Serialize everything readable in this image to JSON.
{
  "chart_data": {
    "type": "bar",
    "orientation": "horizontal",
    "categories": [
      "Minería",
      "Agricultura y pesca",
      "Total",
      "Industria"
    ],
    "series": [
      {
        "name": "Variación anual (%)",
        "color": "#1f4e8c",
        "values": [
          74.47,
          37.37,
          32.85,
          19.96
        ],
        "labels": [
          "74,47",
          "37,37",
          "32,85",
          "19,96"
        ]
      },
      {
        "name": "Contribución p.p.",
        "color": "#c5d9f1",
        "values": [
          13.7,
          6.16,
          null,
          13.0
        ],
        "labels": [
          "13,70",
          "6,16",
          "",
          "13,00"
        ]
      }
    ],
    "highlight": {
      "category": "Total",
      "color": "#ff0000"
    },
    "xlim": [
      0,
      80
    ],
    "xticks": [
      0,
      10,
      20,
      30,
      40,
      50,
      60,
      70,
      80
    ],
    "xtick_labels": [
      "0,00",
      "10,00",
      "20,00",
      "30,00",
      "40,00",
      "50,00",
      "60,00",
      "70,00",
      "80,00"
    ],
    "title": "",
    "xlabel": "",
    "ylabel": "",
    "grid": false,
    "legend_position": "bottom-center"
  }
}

## Stated goal:
Extract every line above containing the word "name".

## Output below:
        "name": "Variación anual (%)",
        "name": "Contribución p.p.",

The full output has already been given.